-- Start of INPUT FOR THIS TASK --
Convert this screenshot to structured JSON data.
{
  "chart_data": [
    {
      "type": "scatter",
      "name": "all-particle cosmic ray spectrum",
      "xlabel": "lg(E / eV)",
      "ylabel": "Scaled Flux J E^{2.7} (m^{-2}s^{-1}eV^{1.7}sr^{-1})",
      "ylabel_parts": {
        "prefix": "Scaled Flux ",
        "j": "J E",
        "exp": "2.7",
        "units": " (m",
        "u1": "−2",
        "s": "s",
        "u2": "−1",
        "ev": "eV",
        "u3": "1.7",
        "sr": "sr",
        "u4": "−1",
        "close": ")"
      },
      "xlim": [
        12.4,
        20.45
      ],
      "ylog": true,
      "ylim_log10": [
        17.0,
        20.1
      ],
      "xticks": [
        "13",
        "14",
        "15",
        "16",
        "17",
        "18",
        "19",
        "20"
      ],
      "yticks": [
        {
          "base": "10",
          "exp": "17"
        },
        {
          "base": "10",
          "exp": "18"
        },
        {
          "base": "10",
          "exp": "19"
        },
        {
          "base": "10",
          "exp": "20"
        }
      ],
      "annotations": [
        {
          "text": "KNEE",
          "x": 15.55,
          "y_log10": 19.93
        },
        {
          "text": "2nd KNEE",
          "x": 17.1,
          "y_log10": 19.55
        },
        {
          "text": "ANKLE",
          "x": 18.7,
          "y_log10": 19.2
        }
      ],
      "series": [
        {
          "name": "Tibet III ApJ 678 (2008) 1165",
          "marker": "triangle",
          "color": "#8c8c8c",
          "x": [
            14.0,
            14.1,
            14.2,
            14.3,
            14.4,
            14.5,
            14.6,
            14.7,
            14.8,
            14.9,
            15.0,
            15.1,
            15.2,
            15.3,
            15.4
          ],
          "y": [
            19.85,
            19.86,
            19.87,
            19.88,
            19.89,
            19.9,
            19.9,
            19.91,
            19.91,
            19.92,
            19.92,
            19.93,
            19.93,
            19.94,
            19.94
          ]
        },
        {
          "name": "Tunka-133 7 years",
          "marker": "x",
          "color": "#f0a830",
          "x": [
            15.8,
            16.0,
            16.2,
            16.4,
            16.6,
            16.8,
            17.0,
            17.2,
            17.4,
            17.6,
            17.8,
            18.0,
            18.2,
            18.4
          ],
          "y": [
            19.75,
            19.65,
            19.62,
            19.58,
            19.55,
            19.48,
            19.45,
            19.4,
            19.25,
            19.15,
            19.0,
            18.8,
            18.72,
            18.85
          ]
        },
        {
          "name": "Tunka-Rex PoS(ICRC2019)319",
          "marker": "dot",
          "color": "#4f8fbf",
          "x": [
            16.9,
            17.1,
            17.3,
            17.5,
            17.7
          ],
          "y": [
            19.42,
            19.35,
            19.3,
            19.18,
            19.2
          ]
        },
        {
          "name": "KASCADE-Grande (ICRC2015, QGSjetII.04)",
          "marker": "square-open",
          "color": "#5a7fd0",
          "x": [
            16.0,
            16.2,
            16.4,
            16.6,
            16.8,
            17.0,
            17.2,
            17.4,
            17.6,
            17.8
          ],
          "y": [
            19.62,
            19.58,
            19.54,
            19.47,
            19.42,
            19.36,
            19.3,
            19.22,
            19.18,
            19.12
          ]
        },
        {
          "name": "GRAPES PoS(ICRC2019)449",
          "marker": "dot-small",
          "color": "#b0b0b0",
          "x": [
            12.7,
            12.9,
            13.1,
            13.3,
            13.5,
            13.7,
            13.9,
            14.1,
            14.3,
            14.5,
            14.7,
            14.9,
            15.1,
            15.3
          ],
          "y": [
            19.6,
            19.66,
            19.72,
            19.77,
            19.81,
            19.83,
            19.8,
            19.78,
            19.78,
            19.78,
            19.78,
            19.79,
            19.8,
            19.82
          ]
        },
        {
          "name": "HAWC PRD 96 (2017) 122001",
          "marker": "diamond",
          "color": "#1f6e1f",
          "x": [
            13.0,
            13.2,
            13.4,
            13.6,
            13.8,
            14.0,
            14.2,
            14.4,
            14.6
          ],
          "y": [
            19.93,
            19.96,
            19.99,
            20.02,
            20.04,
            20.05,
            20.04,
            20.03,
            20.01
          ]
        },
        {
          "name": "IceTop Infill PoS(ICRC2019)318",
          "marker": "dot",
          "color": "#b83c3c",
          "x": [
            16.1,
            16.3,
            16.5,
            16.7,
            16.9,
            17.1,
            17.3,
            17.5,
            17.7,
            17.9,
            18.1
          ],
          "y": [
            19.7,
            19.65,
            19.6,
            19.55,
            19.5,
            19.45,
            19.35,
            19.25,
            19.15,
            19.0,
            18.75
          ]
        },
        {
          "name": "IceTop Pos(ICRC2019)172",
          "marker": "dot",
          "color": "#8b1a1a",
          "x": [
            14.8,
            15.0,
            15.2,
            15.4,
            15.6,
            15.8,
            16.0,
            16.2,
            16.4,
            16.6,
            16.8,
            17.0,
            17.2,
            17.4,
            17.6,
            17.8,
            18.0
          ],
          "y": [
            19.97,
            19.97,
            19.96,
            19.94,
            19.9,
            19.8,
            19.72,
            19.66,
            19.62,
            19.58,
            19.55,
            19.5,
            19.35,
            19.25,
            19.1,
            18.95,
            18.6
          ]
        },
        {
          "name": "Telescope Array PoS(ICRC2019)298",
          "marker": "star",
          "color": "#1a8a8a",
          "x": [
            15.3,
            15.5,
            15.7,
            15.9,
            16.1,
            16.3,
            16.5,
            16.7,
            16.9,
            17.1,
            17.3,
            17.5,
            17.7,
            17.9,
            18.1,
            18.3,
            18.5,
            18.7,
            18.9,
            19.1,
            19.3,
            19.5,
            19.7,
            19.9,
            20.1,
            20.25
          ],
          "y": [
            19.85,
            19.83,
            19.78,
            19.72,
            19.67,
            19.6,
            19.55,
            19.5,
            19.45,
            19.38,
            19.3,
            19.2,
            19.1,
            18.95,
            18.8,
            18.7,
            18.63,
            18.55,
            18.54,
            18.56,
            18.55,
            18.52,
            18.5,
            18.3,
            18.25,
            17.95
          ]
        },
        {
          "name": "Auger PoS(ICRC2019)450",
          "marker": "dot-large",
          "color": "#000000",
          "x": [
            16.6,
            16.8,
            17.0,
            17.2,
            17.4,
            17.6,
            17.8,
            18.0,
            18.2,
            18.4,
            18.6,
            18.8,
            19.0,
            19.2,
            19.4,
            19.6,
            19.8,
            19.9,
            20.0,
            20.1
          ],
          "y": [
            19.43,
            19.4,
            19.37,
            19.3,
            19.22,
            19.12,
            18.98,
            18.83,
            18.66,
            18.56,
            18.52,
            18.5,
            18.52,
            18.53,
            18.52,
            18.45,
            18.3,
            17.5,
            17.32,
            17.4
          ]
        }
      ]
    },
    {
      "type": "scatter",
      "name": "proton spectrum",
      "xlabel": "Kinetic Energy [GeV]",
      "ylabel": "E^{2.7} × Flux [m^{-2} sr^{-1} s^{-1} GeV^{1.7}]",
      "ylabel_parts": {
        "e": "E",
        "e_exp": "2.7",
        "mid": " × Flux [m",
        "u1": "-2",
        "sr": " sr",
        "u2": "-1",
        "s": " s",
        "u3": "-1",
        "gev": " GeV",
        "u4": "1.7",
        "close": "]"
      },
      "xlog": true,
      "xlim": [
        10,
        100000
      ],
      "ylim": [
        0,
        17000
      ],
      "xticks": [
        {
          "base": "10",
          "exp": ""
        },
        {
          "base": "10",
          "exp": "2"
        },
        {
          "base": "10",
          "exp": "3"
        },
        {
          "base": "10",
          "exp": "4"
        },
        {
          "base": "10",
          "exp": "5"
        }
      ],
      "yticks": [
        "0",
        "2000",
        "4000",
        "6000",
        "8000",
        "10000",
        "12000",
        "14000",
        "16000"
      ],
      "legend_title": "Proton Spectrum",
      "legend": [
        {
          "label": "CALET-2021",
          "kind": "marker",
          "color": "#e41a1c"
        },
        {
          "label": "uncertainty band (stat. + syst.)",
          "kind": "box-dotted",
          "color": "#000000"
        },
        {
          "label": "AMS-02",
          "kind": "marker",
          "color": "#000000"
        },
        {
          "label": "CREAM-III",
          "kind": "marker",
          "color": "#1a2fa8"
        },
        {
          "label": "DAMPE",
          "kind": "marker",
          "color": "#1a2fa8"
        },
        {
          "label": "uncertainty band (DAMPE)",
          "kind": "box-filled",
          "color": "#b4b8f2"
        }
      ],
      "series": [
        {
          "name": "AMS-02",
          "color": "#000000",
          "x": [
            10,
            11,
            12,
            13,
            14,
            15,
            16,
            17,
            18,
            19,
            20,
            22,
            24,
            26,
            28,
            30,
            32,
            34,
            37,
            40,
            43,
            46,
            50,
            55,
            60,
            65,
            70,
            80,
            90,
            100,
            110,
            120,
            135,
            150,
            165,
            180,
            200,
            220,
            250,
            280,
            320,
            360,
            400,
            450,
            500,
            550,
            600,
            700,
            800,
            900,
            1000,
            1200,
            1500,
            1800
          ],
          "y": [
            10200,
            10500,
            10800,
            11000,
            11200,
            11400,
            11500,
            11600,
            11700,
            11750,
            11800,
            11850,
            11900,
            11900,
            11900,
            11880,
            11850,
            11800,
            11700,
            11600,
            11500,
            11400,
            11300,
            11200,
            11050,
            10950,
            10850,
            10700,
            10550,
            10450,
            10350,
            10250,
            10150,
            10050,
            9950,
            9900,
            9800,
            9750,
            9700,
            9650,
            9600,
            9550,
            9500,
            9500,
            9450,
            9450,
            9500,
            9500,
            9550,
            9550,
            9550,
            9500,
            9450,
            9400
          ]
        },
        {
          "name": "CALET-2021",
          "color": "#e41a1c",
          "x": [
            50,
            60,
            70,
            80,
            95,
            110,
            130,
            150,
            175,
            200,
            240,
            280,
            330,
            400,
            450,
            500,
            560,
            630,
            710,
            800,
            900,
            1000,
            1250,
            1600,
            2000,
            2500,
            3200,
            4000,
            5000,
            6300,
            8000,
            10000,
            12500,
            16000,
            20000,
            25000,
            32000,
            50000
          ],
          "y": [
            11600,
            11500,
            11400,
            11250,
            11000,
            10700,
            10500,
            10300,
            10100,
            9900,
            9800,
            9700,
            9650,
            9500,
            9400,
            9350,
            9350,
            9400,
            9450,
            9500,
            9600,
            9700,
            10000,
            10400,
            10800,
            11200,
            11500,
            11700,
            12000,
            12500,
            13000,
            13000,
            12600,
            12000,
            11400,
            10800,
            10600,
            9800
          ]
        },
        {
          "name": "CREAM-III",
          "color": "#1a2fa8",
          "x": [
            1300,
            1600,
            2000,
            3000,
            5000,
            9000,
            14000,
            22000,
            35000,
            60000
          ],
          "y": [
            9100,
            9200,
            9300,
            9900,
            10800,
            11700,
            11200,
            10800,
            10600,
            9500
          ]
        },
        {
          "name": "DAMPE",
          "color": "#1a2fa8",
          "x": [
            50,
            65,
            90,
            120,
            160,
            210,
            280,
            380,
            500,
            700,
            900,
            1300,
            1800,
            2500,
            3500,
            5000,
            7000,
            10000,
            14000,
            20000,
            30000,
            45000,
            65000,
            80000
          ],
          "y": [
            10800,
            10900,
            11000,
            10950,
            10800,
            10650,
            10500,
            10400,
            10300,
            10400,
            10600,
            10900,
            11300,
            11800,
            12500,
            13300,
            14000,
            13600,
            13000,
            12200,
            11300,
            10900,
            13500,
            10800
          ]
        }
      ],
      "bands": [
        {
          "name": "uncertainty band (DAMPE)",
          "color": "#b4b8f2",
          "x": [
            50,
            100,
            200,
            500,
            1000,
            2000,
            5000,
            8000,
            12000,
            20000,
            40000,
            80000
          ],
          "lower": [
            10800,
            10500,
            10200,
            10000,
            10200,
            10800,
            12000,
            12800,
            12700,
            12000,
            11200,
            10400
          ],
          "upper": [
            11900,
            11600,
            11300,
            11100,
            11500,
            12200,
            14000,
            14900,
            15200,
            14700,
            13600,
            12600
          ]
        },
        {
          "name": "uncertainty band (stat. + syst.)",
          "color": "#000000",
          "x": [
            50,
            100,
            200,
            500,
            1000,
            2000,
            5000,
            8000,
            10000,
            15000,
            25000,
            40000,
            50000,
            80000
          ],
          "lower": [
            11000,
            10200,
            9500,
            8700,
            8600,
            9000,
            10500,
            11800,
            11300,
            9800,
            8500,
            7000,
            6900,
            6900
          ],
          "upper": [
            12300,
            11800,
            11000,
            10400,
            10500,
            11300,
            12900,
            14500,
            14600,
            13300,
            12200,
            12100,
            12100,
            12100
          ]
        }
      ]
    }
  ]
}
-- End of INPUT FOR THIS TASK --
### [WORK TO DO]
Report how many lines of the listing hold the word "syst", with nothing but the number.

### [SOLUTION TO THIS TASK]
2